Where a line in the listing below contains the word "radius", copy that line.

§ Data records
•••

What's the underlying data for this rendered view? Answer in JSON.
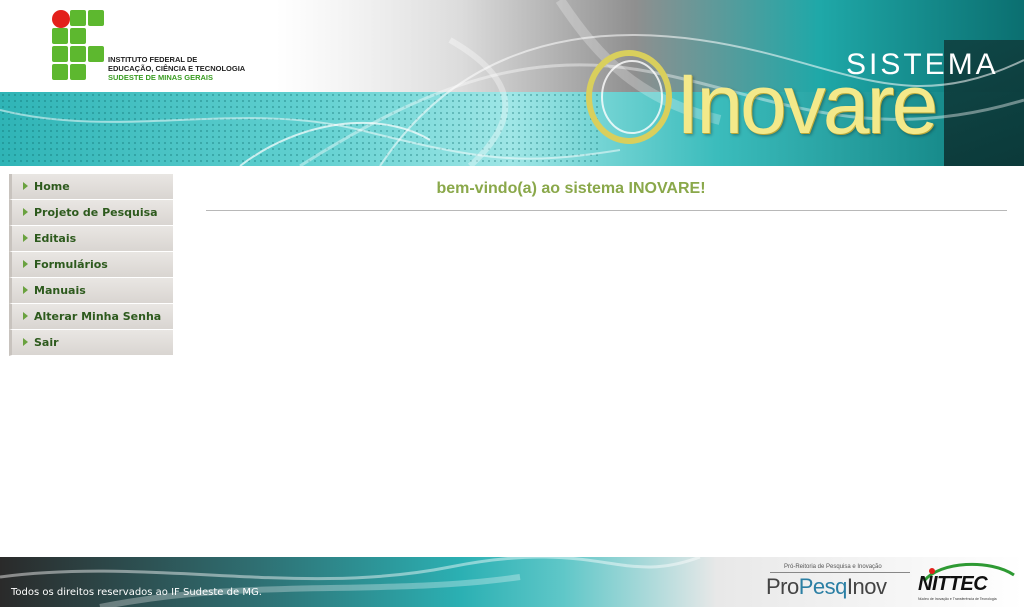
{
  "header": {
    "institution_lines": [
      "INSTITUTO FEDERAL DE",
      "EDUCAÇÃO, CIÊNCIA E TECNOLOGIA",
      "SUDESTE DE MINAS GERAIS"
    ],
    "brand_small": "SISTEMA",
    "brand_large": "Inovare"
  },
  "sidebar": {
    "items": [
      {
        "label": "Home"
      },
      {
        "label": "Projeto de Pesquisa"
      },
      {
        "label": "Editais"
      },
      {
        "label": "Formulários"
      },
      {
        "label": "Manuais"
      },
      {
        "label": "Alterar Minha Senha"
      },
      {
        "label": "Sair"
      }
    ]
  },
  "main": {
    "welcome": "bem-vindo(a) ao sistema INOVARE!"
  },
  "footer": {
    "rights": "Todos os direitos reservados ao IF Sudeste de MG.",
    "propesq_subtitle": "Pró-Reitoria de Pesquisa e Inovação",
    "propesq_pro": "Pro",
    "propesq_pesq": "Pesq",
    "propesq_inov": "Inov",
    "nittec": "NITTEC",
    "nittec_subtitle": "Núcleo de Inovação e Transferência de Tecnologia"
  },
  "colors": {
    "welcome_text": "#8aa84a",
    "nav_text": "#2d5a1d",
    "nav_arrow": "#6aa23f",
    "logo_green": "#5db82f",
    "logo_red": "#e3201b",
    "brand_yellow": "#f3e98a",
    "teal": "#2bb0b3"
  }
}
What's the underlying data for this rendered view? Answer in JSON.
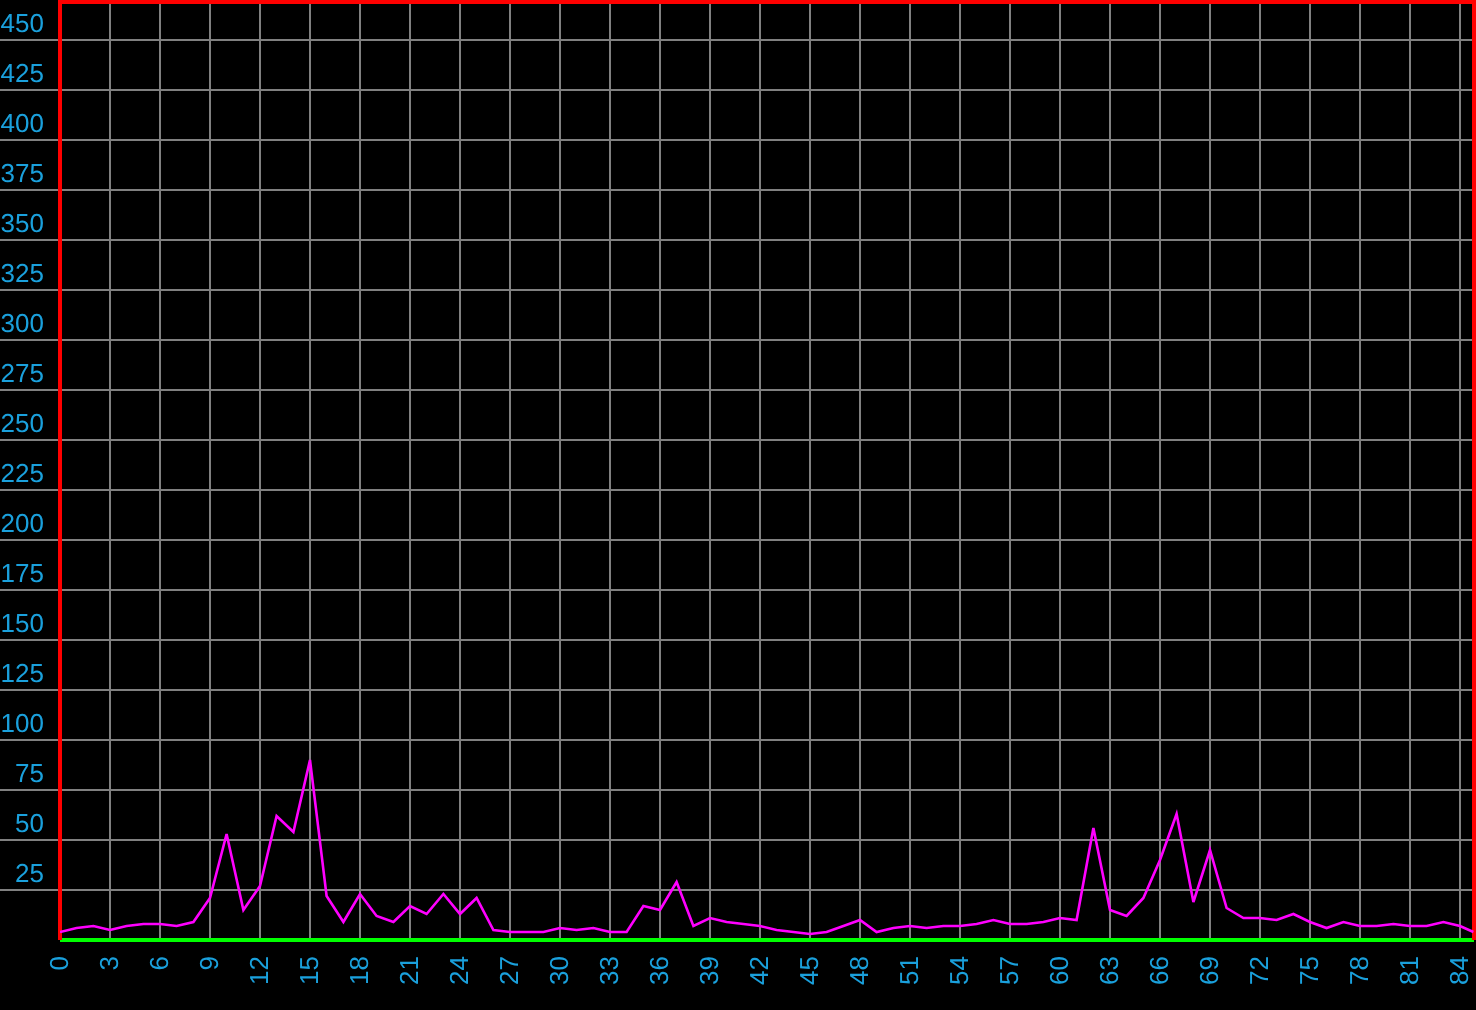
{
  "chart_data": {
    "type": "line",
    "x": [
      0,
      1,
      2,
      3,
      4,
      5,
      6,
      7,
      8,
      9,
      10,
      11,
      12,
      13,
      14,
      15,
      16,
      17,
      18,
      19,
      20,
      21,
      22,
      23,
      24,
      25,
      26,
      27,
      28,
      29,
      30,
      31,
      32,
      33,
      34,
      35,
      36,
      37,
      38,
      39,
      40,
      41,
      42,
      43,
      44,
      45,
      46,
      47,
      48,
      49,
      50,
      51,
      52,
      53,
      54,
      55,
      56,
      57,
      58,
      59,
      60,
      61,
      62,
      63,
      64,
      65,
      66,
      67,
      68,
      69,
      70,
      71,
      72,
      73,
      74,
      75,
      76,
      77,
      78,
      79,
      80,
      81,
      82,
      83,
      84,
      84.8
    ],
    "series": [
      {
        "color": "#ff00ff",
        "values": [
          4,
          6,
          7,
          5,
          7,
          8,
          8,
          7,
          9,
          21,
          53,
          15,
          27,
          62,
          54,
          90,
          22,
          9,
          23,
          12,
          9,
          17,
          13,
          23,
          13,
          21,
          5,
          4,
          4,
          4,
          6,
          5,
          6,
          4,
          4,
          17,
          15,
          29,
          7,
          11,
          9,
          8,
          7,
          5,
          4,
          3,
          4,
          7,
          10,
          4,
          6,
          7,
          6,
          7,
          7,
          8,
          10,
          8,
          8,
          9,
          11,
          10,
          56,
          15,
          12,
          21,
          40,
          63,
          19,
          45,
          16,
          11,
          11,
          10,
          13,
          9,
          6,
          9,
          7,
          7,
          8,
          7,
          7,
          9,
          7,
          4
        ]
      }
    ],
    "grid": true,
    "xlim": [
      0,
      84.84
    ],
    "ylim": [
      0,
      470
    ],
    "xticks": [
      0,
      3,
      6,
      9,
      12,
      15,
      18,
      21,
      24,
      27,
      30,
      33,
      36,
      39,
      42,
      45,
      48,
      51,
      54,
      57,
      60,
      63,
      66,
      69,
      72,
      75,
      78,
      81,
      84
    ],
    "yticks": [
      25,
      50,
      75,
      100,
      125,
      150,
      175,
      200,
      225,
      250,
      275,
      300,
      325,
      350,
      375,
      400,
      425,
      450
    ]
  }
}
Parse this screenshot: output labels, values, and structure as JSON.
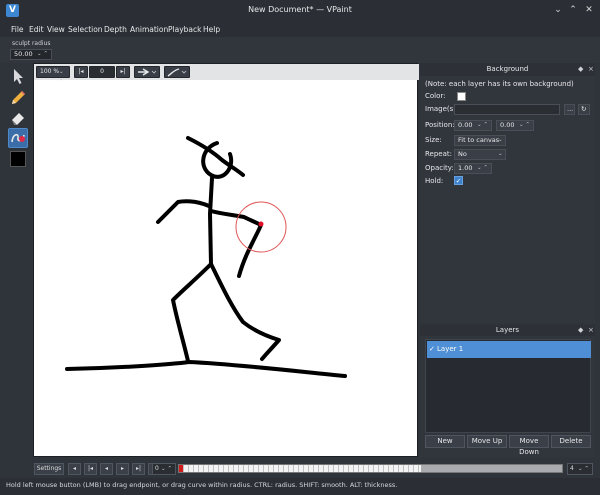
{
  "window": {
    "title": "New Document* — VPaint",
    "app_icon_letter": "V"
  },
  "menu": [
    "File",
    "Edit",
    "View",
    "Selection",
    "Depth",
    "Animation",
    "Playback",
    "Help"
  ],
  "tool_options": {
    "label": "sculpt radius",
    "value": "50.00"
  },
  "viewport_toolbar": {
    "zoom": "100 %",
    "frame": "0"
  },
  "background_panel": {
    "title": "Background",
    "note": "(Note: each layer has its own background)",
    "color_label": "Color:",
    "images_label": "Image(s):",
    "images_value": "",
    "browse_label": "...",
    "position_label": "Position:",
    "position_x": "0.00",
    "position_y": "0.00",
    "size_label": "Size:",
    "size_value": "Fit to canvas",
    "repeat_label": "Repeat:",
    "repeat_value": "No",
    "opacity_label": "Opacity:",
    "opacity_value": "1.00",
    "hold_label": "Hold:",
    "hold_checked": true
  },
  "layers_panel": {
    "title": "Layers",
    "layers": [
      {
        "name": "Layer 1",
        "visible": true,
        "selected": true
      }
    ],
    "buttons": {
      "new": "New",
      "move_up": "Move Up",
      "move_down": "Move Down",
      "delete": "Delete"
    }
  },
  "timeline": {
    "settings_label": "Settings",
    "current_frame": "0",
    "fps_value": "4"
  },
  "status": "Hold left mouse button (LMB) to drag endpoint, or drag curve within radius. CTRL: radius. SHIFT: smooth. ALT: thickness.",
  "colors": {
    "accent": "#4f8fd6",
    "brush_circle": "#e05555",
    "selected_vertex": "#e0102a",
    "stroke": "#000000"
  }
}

•••

§ Exercise output
    "label": "sculpt radius",
  "status": "Hold left mouse button (LMB) to drag endpoint, or drag curve within radius. CTRL: radius. SHIFT: smooth. ALT: thickness.",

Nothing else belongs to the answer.